Data entries:
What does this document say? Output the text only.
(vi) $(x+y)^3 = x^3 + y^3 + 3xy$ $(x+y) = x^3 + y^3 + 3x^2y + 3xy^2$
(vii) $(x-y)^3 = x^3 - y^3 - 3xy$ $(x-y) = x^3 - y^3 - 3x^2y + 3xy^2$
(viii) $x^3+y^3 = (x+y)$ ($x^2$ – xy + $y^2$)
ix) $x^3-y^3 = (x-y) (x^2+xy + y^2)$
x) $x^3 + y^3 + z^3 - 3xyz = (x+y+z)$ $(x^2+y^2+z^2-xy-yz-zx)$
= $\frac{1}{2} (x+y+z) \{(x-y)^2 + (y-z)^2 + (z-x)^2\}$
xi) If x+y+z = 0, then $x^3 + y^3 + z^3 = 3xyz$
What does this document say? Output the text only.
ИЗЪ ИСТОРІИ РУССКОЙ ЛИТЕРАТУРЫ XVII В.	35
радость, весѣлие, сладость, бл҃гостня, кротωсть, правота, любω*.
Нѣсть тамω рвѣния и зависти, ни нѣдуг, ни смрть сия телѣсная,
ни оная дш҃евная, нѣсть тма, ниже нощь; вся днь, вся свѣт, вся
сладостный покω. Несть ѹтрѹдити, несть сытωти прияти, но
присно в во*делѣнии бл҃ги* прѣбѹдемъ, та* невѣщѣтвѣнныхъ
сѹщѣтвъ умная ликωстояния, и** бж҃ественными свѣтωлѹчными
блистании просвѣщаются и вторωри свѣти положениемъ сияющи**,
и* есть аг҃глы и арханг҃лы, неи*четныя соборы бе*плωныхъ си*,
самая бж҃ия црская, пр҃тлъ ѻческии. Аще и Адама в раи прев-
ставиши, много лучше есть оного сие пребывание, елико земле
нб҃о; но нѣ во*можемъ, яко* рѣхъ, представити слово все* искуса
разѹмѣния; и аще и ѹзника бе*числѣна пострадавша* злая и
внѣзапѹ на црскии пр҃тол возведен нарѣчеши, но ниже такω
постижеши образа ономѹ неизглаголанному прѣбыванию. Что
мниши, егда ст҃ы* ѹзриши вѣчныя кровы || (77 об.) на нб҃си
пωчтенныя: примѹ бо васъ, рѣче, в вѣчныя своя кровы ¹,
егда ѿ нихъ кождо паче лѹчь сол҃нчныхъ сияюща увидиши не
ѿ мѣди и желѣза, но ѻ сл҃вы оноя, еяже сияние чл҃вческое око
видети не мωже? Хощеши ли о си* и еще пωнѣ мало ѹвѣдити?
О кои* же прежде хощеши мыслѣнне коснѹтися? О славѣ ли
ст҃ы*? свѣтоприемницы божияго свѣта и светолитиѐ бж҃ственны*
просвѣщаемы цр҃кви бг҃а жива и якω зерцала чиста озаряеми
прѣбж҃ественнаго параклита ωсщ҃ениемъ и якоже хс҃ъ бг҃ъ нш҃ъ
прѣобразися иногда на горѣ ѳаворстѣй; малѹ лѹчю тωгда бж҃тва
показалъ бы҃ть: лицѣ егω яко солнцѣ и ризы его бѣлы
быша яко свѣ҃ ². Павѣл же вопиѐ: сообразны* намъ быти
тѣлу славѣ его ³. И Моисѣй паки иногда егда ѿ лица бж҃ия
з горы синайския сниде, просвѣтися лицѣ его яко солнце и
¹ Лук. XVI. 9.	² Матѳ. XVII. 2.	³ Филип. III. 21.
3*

▶ Challenge: Show every line where the string "XVII" appears.

▶ Exercise answer:
ИЗЪ ИСТОРІИ РУССКОЙ ЛИТЕРАТУРЫ XVII В.	35
¹ Лук. XVI. 9.	² Матѳ. XVII. 2.	³ Филип. III. 21.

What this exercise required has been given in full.